- Data section:
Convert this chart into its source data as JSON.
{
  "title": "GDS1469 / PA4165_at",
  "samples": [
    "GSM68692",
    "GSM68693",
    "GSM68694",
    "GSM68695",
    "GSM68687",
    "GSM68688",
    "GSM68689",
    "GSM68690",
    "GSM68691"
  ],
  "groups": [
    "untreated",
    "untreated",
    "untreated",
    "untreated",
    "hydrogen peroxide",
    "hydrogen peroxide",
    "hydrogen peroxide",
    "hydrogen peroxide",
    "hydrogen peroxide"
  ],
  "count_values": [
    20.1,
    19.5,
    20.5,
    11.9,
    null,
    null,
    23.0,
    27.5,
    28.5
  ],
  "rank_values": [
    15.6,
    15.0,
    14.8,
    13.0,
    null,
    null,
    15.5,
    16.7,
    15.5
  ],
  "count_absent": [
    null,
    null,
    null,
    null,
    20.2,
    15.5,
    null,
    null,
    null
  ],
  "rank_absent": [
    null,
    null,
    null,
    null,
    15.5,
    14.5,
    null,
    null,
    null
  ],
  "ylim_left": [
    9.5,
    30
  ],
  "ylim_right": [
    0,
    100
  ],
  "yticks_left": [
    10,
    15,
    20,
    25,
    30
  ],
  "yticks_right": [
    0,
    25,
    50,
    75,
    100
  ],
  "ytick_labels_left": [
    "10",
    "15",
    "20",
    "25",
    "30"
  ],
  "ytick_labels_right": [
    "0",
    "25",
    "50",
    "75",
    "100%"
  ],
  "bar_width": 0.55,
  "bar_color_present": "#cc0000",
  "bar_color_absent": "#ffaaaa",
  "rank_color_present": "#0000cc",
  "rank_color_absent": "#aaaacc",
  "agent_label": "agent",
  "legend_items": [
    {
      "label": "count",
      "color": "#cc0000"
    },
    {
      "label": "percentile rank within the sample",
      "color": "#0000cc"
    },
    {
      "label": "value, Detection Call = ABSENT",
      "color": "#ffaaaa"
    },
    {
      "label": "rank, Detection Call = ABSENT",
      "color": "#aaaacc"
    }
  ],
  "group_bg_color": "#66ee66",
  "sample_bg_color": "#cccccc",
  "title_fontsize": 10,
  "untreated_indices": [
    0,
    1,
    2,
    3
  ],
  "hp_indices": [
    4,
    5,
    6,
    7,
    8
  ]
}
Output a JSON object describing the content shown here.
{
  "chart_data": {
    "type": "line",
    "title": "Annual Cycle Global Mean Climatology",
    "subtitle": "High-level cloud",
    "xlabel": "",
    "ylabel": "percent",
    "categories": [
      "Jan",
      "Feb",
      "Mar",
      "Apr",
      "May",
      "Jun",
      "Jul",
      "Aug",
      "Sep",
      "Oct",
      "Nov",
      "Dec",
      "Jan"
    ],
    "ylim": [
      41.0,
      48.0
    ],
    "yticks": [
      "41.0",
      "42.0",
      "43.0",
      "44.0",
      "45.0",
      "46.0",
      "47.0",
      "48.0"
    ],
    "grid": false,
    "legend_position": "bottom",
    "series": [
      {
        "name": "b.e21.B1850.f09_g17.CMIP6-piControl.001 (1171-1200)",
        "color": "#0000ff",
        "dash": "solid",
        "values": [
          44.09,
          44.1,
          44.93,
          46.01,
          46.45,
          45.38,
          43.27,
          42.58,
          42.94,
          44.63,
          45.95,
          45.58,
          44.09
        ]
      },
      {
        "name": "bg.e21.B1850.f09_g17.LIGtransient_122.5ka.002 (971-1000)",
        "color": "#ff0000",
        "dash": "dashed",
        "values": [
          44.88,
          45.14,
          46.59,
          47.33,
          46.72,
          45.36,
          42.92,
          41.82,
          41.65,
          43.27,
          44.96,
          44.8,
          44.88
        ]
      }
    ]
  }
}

- Exercise goal: All of the entries should be written out again exactly.

- Output of the task:
Convert this chart into its source data as JSON.
{
  "title": "GDS1469 / PA4165_at",
  "samples": [
    "GSM68692",
    "GSM68693",
    "GSM68694",
    "GSM68695",
    "GSM68687",
    "GSM68688",
    "GSM68689",
    "GSM68690",
    "GSM68691"
  ],
  "groups": [
    "untreated",
    "untreated",
    "untreated",
    "untreated",
    "hydrogen peroxide",
    "hydrogen peroxide",
    "hydrogen peroxide",
    "hydrogen peroxide",
    "hydrogen peroxide"
  ],
  "count_values": [
    20.1,
    19.5,
    20.5,
    11.9,
    null,
    null,
    23.0,
    27.5,
    28.5
  ],
  "rank_values": [
    15.6,
    15.0,
    14.8,
    13.0,
    null,
    null,
    15.5,
    16.7,
    15.5
  ],
  "count_absent": [
    null,
    null,
    null,
    null,
    20.2,
    15.5,
    null,
    null,
    null
  ],
  "rank_absent": [
    null,
    null,
    null,
    null,
    15.5,
    14.5,
    null,
    null,
    null
  ],
  "ylim_left": [
    9.5,
    30
  ],
  "ylim_right": [
    0,
    100
  ],
  "yticks_left": [
    10,
    15,
    20,
    25,
    30
  ],
  "yticks_right": [
    0,
    25,
    50,
    75,
    100
  ],
  "ytick_labels_left": [
    "10",
    "15",
    "20",
    "25",
    "30"
  ],
  "ytick_labels_right": [
    "0",
    "25",
    "50",
    "75",
    "100%"
  ],
  "bar_width": 0.55,
  "bar_color_present": "#cc0000",
  "bar_color_absent": "#ffaaaa",
  "rank_color_present": "#0000cc",
  "rank_color_absent": "#aaaacc",
  "agent_label": "agent",
  "legend_items": [
    {
      "label": "count",
      "color": "#cc0000"
    },
    {
      "label": "percentile rank within the sample",
      "color": "#0000cc"
    },
    {
      "label": "value, Detection Call = ABSENT",
      "color": "#ffaaaa"
    },
    {
      "label": "rank, Detection Call = ABSENT",
      "color": "#aaaacc"
    }
  ],
  "group_bg_color": "#66ee66",
  "sample_bg_color": "#cccccc",
  "title_fontsize": 10,
  "untreated_indices": [
    0,
    1,
    2,
    3
  ],
  "hp_indices": [
    4,
    5,
    6,
    7,
    8
  ]
}
Output a JSON object describing the content shown here.
{
  "chart_data": {
    "type": "line",
    "title": "Annual Cycle Global Mean Climatology",
    "subtitle": "High-level cloud",
    "xlabel": "",
    "ylabel": "percent",
    "categories": [
      "Jan",
      "Feb",
      "Mar",
      "Apr",
      "May",
      "Jun",
      "Jul",
      "Aug",
      "Sep",
      "Oct",
      "Nov",
      "Dec",
      "Jan"
    ],
    "ylim": [
      41.0,
      48.0
    ],
    "yticks": [
      "41.0",
      "42.0",
      "43.0",
      "44.0",
      "45.0",
      "46.0",
      "47.0",
      "48.0"
    ],
    "grid": false,
    "legend_position": "bottom",
    "series": [
      {
        "name": "b.e21.B1850.f09_g17.CMIP6-piControl.001 (1171-1200)",
        "color": "#0000ff",
        "dash": "solid",
        "values": [
          44.09,
          44.1,
          44.93,
          46.01,
          46.45,
          45.38,
          43.27,
          42.58,
          42.94,
          44.63,
          45.95,
          45.58,
          44.09
        ]
      },
      {
        "name": "bg.e21.B1850.f09_g17.LIGtransient_122.5ka.002 (971-1000)",
        "color": "#ff0000",
        "dash": "dashed",
        "values": [
          44.88,
          45.14,
          46.59,
          47.33,
          46.72,
          45.36,
          42.92,
          41.82,
          41.65,
          43.27,
          44.96,
          44.8,
          44.88
        ]
      }
    ]
  }
}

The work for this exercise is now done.